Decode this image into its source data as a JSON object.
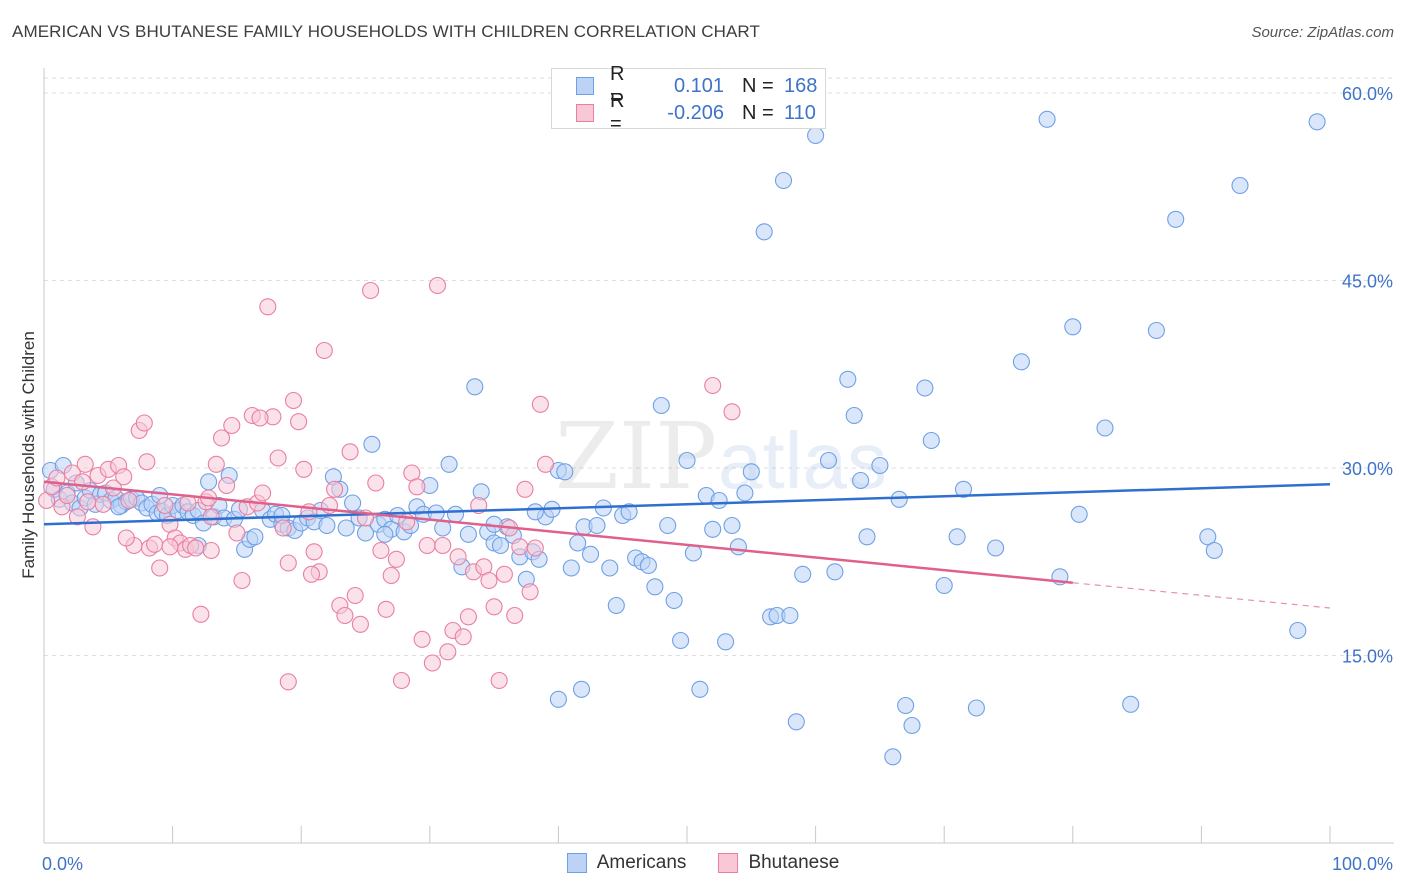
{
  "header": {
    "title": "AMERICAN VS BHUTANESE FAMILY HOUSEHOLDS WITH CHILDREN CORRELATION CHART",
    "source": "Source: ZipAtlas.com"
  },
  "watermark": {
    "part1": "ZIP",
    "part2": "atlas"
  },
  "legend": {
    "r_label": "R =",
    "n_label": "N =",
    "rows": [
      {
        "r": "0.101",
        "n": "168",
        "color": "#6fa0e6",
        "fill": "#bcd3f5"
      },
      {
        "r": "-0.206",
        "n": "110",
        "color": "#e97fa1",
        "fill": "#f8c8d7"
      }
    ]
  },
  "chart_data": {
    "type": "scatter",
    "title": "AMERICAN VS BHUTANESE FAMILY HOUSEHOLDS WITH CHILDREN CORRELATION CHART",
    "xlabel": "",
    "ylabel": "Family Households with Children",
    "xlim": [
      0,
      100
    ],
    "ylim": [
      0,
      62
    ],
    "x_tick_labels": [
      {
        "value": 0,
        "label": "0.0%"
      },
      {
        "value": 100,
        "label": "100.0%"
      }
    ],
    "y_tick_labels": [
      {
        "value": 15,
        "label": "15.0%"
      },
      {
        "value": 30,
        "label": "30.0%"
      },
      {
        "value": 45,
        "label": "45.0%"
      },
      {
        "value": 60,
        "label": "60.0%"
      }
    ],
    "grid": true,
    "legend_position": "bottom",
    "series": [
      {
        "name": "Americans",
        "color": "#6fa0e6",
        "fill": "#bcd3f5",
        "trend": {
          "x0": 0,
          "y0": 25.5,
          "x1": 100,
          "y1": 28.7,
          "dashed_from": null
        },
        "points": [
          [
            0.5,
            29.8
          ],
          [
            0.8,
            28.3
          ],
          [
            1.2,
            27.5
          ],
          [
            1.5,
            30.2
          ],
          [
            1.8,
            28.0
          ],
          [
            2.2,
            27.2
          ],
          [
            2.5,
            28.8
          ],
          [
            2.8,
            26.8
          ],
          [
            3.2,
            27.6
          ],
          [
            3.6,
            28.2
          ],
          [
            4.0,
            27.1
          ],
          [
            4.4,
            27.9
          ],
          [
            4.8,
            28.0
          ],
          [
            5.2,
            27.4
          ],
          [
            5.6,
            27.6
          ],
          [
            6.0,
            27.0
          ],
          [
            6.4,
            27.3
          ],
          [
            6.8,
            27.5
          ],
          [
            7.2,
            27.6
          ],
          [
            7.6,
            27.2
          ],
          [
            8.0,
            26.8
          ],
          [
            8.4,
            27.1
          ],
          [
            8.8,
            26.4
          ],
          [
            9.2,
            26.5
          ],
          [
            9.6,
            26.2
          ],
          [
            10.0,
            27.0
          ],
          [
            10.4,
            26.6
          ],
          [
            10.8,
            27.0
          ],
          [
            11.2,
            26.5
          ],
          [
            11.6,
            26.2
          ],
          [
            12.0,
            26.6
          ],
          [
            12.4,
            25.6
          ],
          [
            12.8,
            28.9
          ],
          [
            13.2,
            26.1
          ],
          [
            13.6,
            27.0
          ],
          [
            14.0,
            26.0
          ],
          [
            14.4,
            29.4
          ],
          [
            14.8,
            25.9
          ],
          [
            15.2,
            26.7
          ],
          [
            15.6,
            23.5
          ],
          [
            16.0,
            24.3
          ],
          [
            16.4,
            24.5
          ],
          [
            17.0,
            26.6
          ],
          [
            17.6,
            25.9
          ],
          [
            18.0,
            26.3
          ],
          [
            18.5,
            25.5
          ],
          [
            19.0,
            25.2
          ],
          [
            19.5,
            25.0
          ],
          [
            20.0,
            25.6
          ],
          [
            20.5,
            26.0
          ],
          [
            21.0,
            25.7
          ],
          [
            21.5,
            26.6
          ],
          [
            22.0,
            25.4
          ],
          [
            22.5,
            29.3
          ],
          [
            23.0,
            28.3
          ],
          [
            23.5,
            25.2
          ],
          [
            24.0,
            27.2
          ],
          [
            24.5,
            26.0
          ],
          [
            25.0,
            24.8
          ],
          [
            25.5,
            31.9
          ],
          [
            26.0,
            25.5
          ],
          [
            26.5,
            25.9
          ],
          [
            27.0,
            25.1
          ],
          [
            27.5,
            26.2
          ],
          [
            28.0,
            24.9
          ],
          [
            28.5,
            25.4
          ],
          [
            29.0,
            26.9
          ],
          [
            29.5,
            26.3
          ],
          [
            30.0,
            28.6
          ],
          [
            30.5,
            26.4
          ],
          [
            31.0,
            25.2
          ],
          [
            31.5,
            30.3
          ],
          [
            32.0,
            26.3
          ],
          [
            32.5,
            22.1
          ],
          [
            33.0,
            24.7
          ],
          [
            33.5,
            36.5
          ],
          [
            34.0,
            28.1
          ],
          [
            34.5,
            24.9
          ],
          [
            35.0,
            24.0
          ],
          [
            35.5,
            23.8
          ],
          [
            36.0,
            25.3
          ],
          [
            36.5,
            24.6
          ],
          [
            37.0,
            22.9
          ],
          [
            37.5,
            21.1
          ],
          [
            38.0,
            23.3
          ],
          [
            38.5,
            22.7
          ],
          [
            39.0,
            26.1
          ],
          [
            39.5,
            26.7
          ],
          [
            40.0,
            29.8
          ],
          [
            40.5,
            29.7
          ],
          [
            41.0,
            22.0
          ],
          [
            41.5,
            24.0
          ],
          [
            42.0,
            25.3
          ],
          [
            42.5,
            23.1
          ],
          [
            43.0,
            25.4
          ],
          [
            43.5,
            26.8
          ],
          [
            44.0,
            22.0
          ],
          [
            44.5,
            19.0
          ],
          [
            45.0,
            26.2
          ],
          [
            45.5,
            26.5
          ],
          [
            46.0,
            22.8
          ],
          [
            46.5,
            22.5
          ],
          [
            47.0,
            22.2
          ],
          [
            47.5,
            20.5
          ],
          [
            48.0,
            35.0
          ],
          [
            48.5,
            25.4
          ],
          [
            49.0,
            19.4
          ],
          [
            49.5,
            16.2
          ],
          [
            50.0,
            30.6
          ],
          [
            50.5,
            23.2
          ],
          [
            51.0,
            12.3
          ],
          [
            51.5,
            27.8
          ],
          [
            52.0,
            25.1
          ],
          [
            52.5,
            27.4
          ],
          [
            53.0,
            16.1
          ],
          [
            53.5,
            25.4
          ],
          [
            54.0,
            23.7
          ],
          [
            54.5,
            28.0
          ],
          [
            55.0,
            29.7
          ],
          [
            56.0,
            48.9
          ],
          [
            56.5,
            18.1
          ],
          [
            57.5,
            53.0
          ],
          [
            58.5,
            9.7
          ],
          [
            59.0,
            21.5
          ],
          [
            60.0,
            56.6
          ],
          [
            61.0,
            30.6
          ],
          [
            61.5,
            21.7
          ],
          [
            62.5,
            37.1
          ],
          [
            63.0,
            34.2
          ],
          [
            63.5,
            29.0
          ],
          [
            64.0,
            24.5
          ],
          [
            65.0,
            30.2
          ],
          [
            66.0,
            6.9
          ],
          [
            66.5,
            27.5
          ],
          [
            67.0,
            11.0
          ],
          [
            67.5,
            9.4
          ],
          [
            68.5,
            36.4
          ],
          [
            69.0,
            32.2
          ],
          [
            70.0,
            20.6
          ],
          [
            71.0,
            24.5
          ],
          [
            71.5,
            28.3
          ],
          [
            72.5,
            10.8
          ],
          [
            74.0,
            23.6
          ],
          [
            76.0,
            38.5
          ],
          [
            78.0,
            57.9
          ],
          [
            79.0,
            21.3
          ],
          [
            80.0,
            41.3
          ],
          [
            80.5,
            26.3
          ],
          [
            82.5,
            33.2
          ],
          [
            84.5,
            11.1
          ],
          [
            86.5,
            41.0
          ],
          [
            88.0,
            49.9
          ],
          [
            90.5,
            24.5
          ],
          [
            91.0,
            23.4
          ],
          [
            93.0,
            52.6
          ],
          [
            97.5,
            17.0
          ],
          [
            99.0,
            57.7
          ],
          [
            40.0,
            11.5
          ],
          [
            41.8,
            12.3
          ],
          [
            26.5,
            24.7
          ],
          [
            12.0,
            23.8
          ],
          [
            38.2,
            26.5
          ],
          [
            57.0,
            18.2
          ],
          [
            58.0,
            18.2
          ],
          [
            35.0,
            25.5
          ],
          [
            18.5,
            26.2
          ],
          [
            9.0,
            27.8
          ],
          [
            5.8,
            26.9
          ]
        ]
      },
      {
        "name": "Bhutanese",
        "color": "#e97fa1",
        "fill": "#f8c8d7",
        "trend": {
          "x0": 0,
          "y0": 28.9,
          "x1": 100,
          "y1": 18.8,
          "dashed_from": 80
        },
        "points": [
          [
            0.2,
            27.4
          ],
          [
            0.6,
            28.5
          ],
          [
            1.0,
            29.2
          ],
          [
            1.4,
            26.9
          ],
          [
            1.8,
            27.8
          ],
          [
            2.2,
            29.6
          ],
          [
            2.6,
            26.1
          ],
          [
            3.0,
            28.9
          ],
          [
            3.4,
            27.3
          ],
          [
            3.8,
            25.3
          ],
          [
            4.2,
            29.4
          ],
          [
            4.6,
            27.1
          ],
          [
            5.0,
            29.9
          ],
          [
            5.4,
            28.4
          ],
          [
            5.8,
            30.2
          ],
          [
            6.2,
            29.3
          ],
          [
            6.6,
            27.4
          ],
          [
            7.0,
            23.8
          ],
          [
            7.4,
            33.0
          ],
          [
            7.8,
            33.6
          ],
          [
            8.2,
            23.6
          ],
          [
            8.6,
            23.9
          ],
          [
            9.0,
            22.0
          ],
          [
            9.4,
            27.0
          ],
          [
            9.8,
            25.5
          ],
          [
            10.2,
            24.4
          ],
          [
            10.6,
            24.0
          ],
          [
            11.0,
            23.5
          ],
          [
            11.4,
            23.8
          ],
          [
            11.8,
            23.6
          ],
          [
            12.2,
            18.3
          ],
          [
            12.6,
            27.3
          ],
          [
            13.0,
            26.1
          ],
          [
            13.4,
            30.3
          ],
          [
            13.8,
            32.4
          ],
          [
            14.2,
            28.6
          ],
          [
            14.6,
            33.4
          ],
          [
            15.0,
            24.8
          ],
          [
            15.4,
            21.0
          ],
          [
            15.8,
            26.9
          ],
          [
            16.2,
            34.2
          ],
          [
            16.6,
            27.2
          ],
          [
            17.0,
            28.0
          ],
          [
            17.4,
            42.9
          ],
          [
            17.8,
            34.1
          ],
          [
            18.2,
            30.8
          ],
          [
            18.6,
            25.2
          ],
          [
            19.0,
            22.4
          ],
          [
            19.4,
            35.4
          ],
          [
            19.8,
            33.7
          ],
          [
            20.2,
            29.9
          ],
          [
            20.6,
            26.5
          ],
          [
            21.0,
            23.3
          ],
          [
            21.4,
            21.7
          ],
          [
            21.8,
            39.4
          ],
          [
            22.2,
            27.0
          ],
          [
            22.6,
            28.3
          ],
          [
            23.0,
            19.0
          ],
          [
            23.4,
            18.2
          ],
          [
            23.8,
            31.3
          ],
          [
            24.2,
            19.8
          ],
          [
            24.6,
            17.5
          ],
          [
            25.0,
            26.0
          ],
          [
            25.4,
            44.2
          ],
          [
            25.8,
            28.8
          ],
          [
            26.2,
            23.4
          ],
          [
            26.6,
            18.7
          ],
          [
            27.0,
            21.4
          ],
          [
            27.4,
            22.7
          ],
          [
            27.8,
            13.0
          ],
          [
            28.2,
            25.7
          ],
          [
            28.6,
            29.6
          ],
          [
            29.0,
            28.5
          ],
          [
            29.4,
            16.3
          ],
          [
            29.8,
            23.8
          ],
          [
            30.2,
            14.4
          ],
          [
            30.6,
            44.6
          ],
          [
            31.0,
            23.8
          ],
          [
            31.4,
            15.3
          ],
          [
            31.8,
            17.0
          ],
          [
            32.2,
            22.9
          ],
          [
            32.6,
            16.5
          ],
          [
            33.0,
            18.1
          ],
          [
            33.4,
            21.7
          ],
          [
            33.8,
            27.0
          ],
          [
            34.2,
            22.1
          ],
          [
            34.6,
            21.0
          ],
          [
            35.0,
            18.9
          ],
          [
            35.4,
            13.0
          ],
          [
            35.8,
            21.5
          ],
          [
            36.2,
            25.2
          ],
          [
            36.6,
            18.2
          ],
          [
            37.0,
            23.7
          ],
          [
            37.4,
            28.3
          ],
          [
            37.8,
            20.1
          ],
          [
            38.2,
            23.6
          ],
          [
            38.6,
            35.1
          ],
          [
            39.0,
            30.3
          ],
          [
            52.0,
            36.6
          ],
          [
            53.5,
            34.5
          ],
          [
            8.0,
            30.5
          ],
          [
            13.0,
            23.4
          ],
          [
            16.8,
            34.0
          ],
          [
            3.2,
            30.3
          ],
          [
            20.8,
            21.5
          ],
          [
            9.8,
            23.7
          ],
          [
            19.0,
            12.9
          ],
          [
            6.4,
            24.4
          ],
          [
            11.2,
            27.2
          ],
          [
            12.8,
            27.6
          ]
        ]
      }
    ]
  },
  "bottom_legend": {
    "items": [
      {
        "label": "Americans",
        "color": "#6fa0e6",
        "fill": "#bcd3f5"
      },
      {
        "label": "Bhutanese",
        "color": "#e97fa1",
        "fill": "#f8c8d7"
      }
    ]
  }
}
+ + + + +
**TASK PROMPT**. Pull out all lines containing the word "value" from the entries above.

**SOLUTION FOR THIS PROBLEM**.
        "value": 0,
        "value": 100,
        "value": 15,
        "value": 30,
        "value": 45,
        "value": 60,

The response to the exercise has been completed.